## Work to complete
Pull out every line below that contains the word "values".
++++ Information provided ++++
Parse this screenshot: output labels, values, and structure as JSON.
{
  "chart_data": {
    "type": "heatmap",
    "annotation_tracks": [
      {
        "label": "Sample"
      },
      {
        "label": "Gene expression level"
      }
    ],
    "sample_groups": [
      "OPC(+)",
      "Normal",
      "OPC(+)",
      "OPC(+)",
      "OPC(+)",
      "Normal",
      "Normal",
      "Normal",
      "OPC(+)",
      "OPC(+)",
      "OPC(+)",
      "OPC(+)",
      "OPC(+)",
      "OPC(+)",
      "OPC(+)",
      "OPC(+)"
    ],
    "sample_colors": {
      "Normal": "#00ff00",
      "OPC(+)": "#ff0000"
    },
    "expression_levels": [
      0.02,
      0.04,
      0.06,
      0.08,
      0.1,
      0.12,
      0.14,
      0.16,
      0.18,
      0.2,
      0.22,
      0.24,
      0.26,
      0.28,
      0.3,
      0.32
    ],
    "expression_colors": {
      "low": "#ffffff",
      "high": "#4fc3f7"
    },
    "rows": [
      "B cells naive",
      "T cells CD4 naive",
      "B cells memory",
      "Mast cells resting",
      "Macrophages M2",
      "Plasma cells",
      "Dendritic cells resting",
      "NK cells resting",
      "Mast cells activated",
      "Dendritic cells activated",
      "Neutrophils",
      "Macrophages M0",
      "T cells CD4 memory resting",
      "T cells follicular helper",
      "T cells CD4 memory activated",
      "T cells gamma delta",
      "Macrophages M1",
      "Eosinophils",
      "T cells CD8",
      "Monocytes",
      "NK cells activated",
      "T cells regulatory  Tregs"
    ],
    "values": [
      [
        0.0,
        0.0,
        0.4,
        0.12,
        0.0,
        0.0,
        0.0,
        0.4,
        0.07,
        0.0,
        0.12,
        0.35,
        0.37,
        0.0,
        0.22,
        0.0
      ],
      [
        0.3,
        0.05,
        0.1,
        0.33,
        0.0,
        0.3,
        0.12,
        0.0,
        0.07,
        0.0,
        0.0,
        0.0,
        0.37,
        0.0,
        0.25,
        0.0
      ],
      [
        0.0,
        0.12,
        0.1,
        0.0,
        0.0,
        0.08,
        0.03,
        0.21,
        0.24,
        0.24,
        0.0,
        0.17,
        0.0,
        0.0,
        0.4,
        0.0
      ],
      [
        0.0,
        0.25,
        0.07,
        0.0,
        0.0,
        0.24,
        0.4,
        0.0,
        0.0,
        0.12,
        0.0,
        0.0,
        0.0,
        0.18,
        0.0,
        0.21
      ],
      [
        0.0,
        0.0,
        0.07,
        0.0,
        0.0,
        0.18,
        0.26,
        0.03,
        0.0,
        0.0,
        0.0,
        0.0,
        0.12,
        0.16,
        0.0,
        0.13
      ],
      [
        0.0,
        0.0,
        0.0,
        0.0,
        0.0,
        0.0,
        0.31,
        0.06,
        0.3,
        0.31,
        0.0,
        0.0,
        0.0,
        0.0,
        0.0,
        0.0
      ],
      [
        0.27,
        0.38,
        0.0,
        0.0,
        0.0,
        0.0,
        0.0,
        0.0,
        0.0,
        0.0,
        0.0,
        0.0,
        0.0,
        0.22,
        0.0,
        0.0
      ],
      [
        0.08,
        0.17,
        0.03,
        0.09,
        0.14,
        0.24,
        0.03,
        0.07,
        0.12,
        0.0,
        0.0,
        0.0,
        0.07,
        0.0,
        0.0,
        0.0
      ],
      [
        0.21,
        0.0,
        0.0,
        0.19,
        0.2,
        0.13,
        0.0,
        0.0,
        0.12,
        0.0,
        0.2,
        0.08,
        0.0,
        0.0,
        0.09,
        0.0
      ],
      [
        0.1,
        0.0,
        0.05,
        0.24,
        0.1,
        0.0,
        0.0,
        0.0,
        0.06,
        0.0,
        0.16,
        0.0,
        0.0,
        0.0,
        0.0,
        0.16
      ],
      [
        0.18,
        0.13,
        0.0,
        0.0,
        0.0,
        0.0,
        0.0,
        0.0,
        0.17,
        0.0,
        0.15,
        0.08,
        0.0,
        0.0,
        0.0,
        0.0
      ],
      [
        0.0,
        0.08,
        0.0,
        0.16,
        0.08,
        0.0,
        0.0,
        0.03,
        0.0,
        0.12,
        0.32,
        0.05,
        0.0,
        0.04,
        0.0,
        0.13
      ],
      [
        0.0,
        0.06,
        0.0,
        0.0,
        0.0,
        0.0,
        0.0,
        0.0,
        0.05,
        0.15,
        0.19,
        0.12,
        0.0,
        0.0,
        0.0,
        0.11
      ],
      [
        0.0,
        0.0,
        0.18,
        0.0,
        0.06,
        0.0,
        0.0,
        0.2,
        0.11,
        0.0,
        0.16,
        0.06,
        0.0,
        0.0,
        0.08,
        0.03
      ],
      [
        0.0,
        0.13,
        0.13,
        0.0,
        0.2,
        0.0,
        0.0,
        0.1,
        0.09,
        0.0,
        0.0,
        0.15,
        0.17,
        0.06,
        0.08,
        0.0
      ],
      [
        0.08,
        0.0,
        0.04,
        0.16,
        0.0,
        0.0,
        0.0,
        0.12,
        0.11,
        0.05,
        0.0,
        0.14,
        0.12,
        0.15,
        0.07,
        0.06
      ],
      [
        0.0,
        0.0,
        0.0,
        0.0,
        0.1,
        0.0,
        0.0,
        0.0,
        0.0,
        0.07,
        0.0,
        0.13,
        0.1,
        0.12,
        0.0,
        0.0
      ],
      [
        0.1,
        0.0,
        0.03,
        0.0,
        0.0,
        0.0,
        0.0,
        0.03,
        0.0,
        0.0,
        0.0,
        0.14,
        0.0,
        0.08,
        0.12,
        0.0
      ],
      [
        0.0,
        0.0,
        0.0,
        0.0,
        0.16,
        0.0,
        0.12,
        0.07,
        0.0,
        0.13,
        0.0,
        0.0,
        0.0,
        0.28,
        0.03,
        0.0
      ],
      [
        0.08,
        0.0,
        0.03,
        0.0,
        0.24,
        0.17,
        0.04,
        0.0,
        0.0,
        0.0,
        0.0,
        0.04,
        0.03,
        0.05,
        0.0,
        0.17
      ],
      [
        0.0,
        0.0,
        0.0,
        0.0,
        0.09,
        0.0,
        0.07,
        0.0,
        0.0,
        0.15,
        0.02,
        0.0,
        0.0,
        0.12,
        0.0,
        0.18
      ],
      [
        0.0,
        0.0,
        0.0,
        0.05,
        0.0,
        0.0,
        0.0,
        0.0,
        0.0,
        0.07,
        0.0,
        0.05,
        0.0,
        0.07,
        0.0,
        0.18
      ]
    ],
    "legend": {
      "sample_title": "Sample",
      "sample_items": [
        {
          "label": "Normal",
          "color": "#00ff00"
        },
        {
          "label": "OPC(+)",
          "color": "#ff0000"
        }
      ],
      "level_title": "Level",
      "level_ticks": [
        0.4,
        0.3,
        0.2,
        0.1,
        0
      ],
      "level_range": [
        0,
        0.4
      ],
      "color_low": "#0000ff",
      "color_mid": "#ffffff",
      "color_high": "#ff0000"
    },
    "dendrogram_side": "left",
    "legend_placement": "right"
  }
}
++++
## Output
Parse this screenshot: output labels, values, and structure as JSON.
    "values": [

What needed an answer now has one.